--- start Source records ---

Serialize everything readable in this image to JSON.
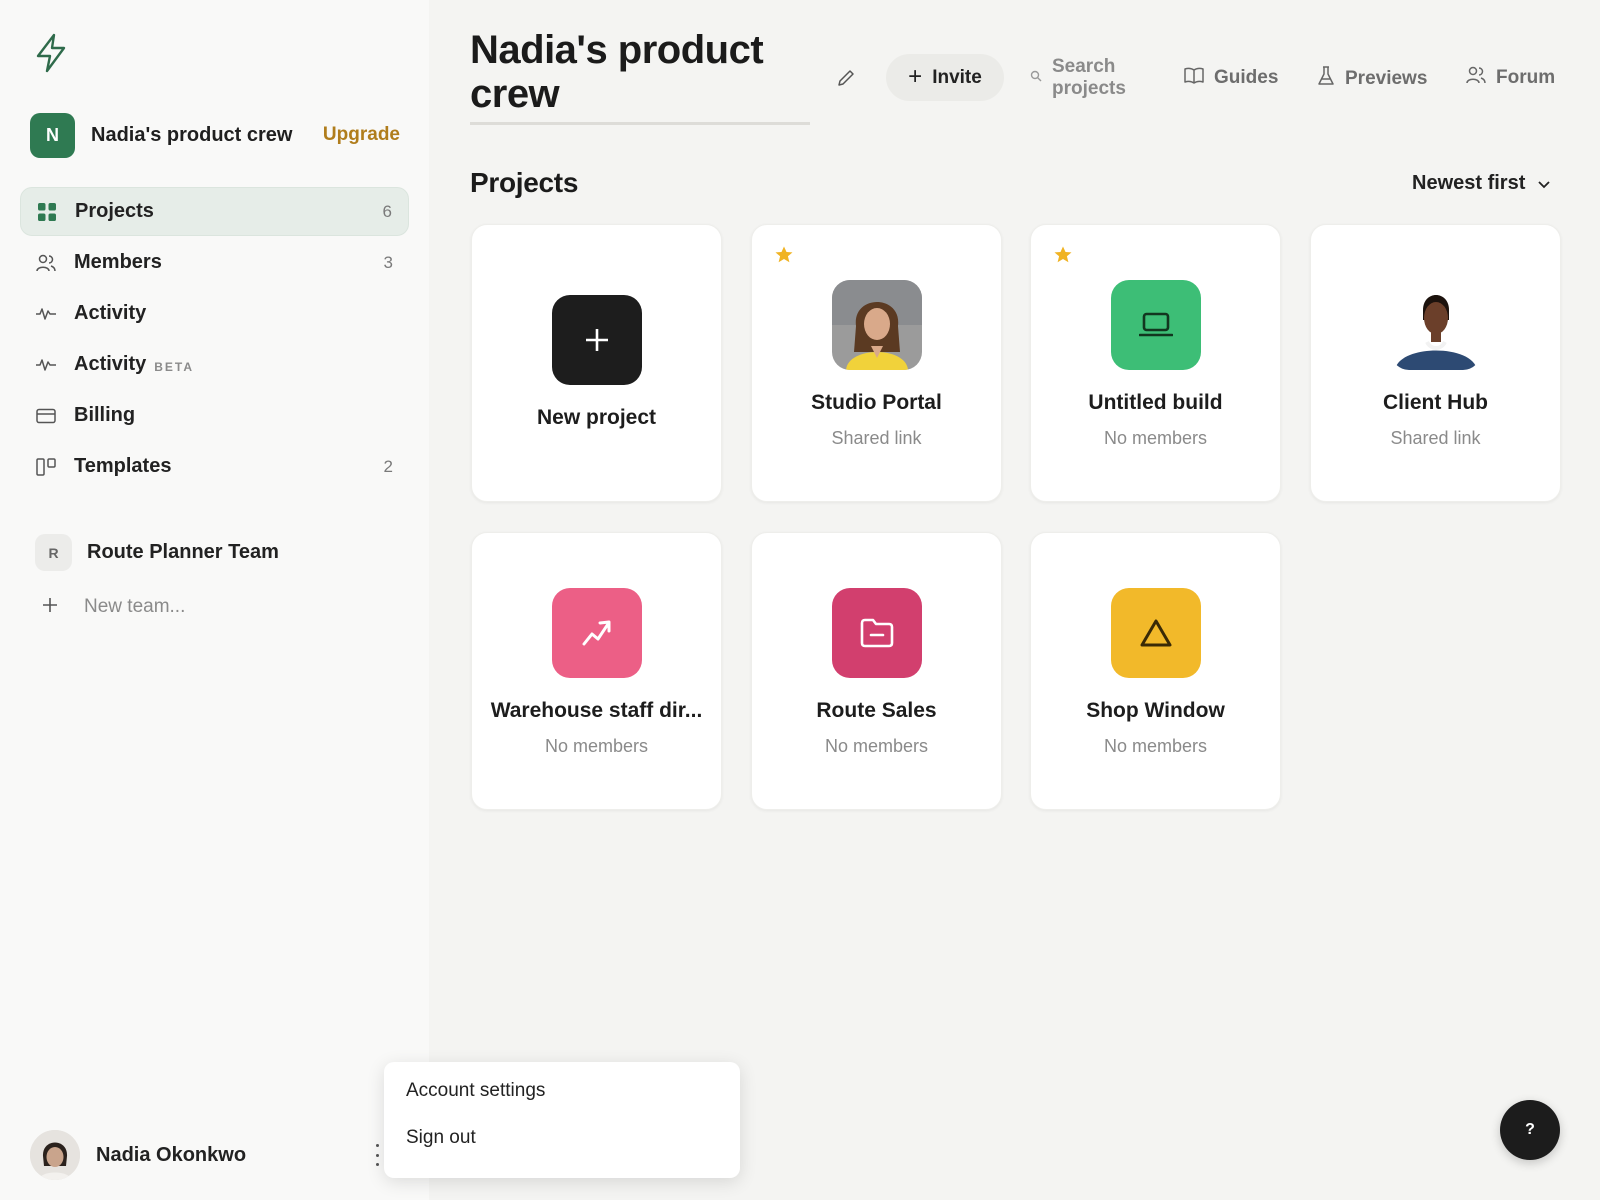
{
  "sidebar": {
    "logo_icon": "lightning-icon",
    "team": {
      "initial": "N",
      "name": "Nadia's product crew",
      "upgrade_label": "Upgrade"
    },
    "nav": [
      {
        "label": "Projects",
        "count": "6",
        "icon": "grid-icon",
        "active": true
      },
      {
        "label": "Members",
        "count": "3",
        "icon": "users-icon"
      },
      {
        "label": "Activity",
        "icon": "pulse-icon"
      },
      {
        "label": "Activity",
        "badge": "BETA",
        "icon": "pulse-icon"
      },
      {
        "label": "Billing",
        "icon": "credit-card-icon"
      },
      {
        "label": "Templates",
        "count": "2",
        "icon": "templates-icon"
      }
    ],
    "other_team": {
      "initial": "R",
      "name": "Route Planner Team"
    },
    "new_team_label": "New team...",
    "user": {
      "name": "Nadia Okonkwo"
    }
  },
  "user_menu": {
    "items": [
      "Account settings",
      "Sign out"
    ]
  },
  "header": {
    "title": "Nadia's product crew",
    "invite_label": "Invite",
    "search_label": "Search projects",
    "links": [
      "Guides",
      "Previews",
      "Forum"
    ]
  },
  "projects": {
    "title": "Projects",
    "sort_label": "Newest first",
    "cards": [
      {
        "name": "New project",
        "kind": "new"
      },
      {
        "name": "Studio Portal",
        "subtitle": "Shared link",
        "starred": true,
        "thumb": "woman-photo"
      },
      {
        "name": "Untitled build",
        "subtitle": "No members",
        "starred": true,
        "thumb": "laptop-icon",
        "color": "#3dbe76"
      },
      {
        "name": "Client Hub",
        "subtitle": "Shared link",
        "thumb": "man-photo"
      },
      {
        "name": "Warehouse staff dir...",
        "subtitle": "No members",
        "thumb": "chart-arrow-icon",
        "color": "#ec5f86"
      },
      {
        "name": "Route Sales",
        "subtitle": "No members",
        "thumb": "folder-icon",
        "color": "#d23f6e"
      },
      {
        "name": "Shop Window",
        "subtitle": "No members",
        "thumb": "triangle-icon",
        "color": "#f2b92a"
      }
    ]
  },
  "help_label": "?",
  "colors": {
    "accent_green": "#2f7a52",
    "upgrade_gold": "#b07d1c",
    "star": "#f0b323"
  }
}
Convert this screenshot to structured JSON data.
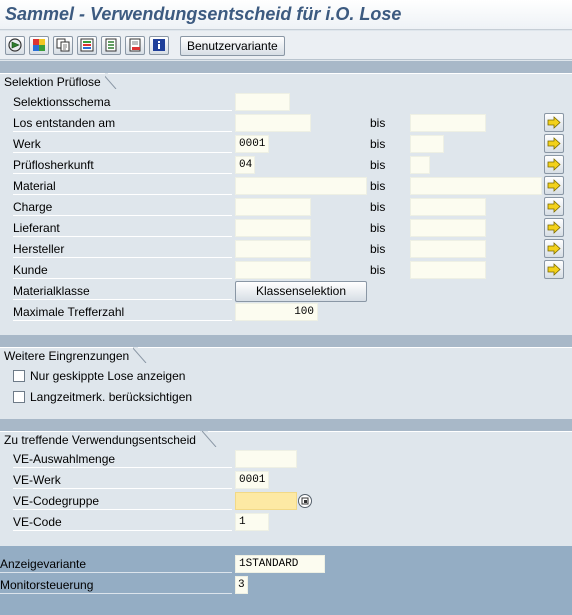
{
  "window": {
    "title": "Sammel - Verwendungsentscheid für i.O. Lose"
  },
  "toolbar": {
    "icons": [
      "execute-icon",
      "variant-icon",
      "copy-icon",
      "selection-options-icon",
      "multiple-selection-icon",
      "delete-icon",
      "info-icon"
    ],
    "variant_button": "Benutzervariante"
  },
  "selektion": {
    "title": "Selektion Prüflose",
    "bis": "bis",
    "rows": [
      {
        "label": "Selektionsschema",
        "from": "",
        "to": null
      },
      {
        "label": "Los entstanden am",
        "from": "",
        "to": ""
      },
      {
        "label": "Werk",
        "from": "0001",
        "to": ""
      },
      {
        "label": "Prüflosherkunft",
        "from": "04",
        "to": ""
      },
      {
        "label": "Material",
        "from": "",
        "to": ""
      },
      {
        "label": "Charge",
        "from": "",
        "to": ""
      },
      {
        "label": "Lieferant",
        "from": "",
        "to": ""
      },
      {
        "label": "Hersteller",
        "from": "",
        "to": ""
      },
      {
        "label": "Kunde",
        "from": "",
        "to": ""
      }
    ],
    "materialklasse_label": "Materialklasse",
    "klassenselektion_button": "Klassenselektion",
    "max_treffer_label": "Maximale Trefferzahl",
    "max_treffer_value": "100"
  },
  "eingrenzungen": {
    "title": "Weitere Eingrenzungen",
    "checkboxes": [
      {
        "label": "Nur geskippte Lose anzeigen",
        "checked": false
      },
      {
        "label": "Langzeitmerk. berücksichtigen",
        "checked": false
      }
    ]
  },
  "verwendung": {
    "title": "Zu treffende Verwendungsentscheid",
    "rows": [
      {
        "label": "VE-Auswahlmenge",
        "value": ""
      },
      {
        "label": "VE-Werk",
        "value": "0001"
      },
      {
        "label": "VE-Codegruppe",
        "value": ""
      },
      {
        "label": "VE-Code",
        "value": "1"
      }
    ]
  },
  "bottom": {
    "anzeigevariante_label": "Anzeigevariante",
    "anzeigevariante_value": "1STANDARD",
    "monitorsteuerung_label": "Monitorsteuerung",
    "monitorsteuerung_value": "3"
  }
}
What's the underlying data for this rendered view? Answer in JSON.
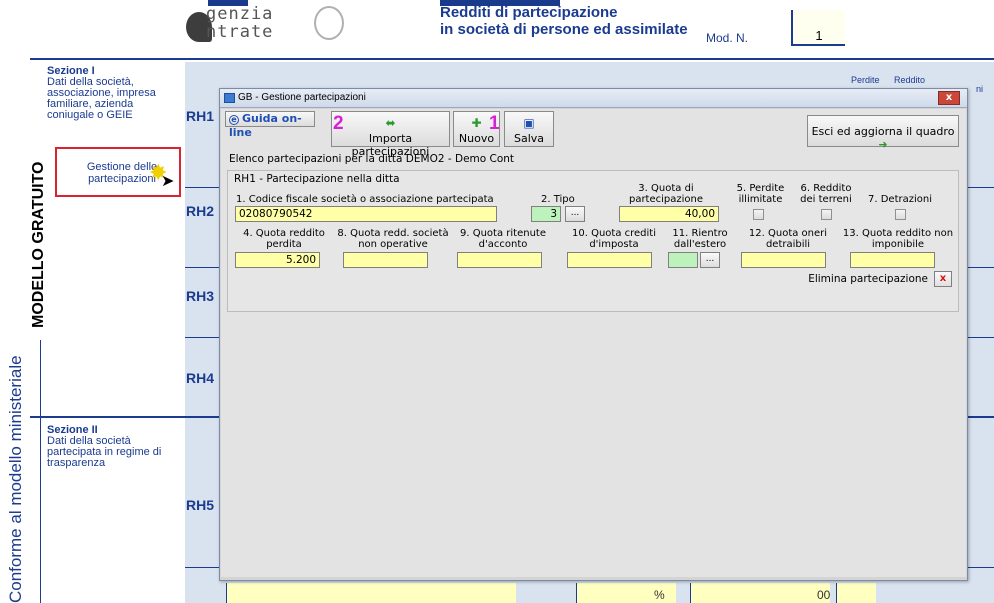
{
  "header": {
    "logo_line1": "genzia",
    "logo_line2": "ntrate",
    "form_title_line1": "Redditi di partecipazione",
    "form_title_line2": "in società di persone ed assimilate",
    "mod_label": "Mod. N.",
    "mod_number": "1"
  },
  "sidebar": {
    "sezione1_title": "Sezione I",
    "sezione1_desc": "Dati della società, associazione, impresa familiare, azienda coniugale o GEIE",
    "gestione_label": "Gestione delle partecipazioni",
    "sezione2_title": "Sezione II",
    "sezione2_desc": "Dati della società partecipata in regime di trasparenza",
    "vertical_main": "MODELLO GRATUITO",
    "vertical_conforme": "Conforme al modello ministeriale"
  },
  "rows": {
    "rh1": "RH1",
    "rh2": "RH2",
    "rh3": "RH3",
    "rh4": "RH4",
    "rh5": "RH5"
  },
  "bg_headers": {
    "perdite": "Perdite",
    "reddito": "Reddito",
    "ni": "ni"
  },
  "bottom": {
    "percent": "%",
    "infinity": "00"
  },
  "dialog": {
    "title": "GB - Gestione partecipazioni",
    "close": "x",
    "guida": "Guida on-line",
    "importa": "Importa partecipazioni",
    "nuovo": "Nuovo",
    "salva": "Salva",
    "esci": "Esci ed aggiorna il quadro",
    "tag2": "2",
    "tag1": "1",
    "elenco": "Elenco partecipazioni per la ditta DEMO2 -  Demo Cont",
    "panel_header": "RH1 - Partecipazione nella ditta",
    "labels": {
      "f1": "1. Codice fiscale società o associazione partecipata",
      "f2": "2. Tipo",
      "f3": "3. Quota di partecipazione",
      "f5": "5. Perdite illimitate",
      "f6": "6. Reddito dei terreni",
      "f7": "7. Detrazioni",
      "f4": "4. Quota reddito perdita",
      "f8": "8. Quota redd. società non operative",
      "f9": "9. Quota ritenute d'acconto",
      "f10": "10. Quota crediti d'imposta",
      "f11": "11. Rientro dall'estero",
      "f12": "12. Quota oneri detraibili",
      "f13": "13. Quota reddito non imponibile"
    },
    "values": {
      "codice_fiscale": "02080790542",
      "tipo": "3",
      "quota_partecipazione": "40,00",
      "quota_reddito_perdita": "5.200",
      "quota_non_operative": "",
      "quota_ritenute": "",
      "quota_crediti": "",
      "rientro_estero": "",
      "quota_oneri": "",
      "quota_non_imponibile": ""
    },
    "ellipsis": "...",
    "elimina": "Elimina partecipazione",
    "elimina_x": "x"
  }
}
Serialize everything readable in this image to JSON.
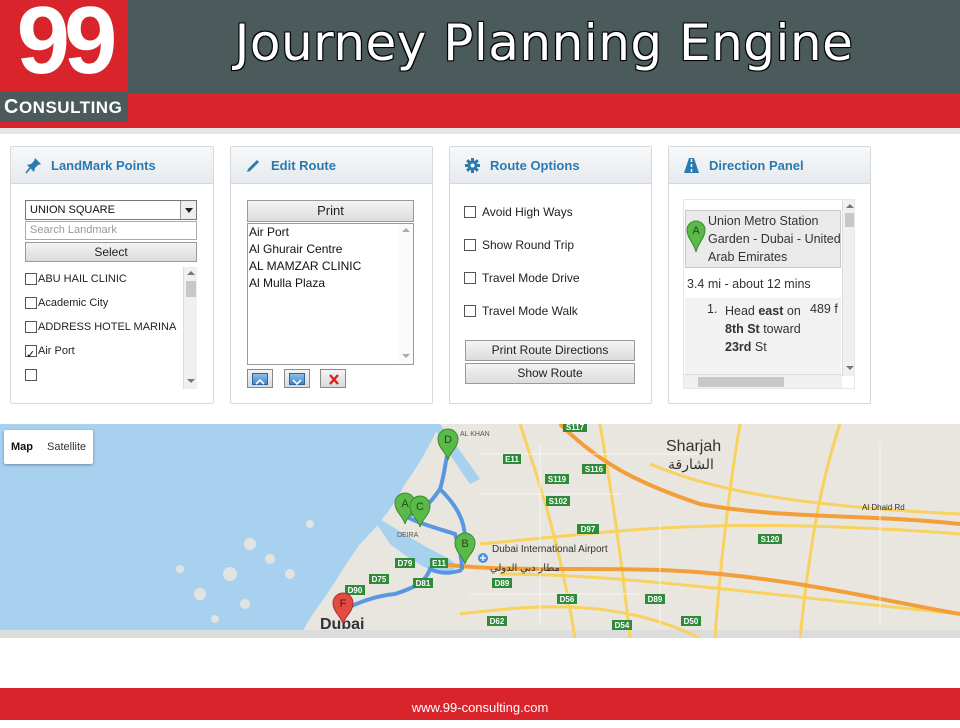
{
  "header": {
    "logo_number": "99",
    "logo_text": "Consulting",
    "title": "Journey Planning Engine"
  },
  "landmark_panel": {
    "title": "LandMark Points",
    "selected_value": "UNION SQUARE",
    "search_placeholder": "Search Landmark",
    "select_label": "Select",
    "items": [
      {
        "label": "ABU HAIL CLINIC",
        "checked": false
      },
      {
        "label": "Academic City",
        "checked": false
      },
      {
        "label": "ADDRESS HOTEL MARINA",
        "checked": false
      },
      {
        "label": "Air Port",
        "checked": true
      },
      {
        "label": "",
        "checked": false
      }
    ]
  },
  "edit_route_panel": {
    "title": "Edit Route",
    "print_label": "Print",
    "stops": [
      "Air Port",
      "Al Ghurair Centre",
      "AL MAMZAR CLINIC",
      "Al Mulla Plaza"
    ]
  },
  "route_options_panel": {
    "title": "Route Options",
    "options": [
      "Avoid High Ways",
      "Show Round Trip",
      "Travel Mode Drive",
      "Travel Mode Walk"
    ],
    "print_directions_label": "Print Route Directions",
    "show_route_label": "Show Route"
  },
  "direction_panel": {
    "title": "Direction Panel",
    "start_marker": "A",
    "start_address": "Union Metro Station Garden - Dubai - United Arab Emirates",
    "summary": "3.4 mi - about 12 mins",
    "step_number": "1.",
    "step_parts": [
      "Head ",
      "east",
      " on ",
      "8th St",
      " toward ",
      "23rd",
      " St"
    ],
    "step_distance": "489 f"
  },
  "map": {
    "map_label": "Map",
    "satellite_label": "Satellite",
    "labels": {
      "sharjah": "Sharjah",
      "sharjah_ar": "الشارقة",
      "dubai": "Dubai",
      "airport": "Dubai International Airport",
      "airport_ar": "مطار دبي الدولي",
      "al_dhaid_rd": "Al Dhaid Rd",
      "deira": "DEIRA",
      "al_khan": "AL KHAN"
    },
    "roads": [
      "S117",
      "E11",
      "S116",
      "S119",
      "S102",
      "D97",
      "D79",
      "D75",
      "E11",
      "D81",
      "D89",
      "D90",
      "D56",
      "D89",
      "S120",
      "D62",
      "D54",
      "D50"
    ],
    "markers": [
      "D",
      "A",
      "C",
      "B",
      "F"
    ],
    "colors": {
      "route": "#4a90e2",
      "marker_green": "#5bb94a",
      "marker_red": "#e34b40",
      "road_yellow": "#f8d25e",
      "road_orange": "#f29e3b",
      "water": "#a8d1f0"
    }
  },
  "footer": {
    "url": "www.99-consulting.com"
  }
}
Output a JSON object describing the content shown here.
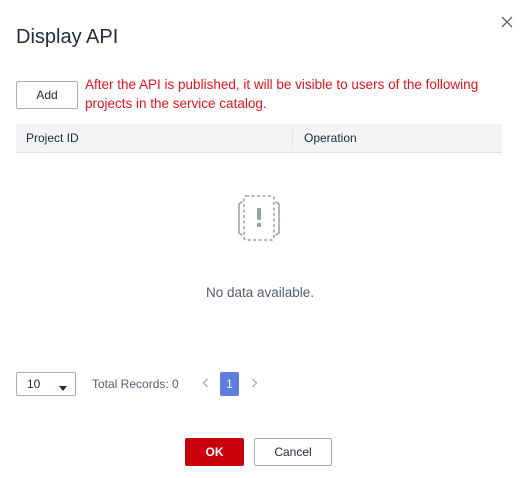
{
  "dialog": {
    "title": "Display API",
    "close_icon": "close-icon"
  },
  "toolbar": {
    "add_label": "Add",
    "notice": "After the API is published, it will be visible to users of the following projects in the service catalog.",
    "notice_color": "#e6131c"
  },
  "table": {
    "columns": [
      "Project ID",
      "Operation"
    ],
    "rows": [],
    "empty_icon": "empty-data-icon",
    "empty_text": "No data available."
  },
  "pagination": {
    "page_size": "10",
    "total_records": "Total Records: 0",
    "current_page": "1",
    "accent": "#5e7ce0"
  },
  "footer": {
    "ok_label": "OK",
    "cancel_label": "Cancel",
    "ok_color": "#c7000b"
  }
}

--- end Source records ---

__Given exercise__.
Show the lines where the word "users" appears in the entries.

__Task response__.
        "icon": "users-icon"
    "notice": "After the API is published, it will be visible to users of the following projects in the service catalog.",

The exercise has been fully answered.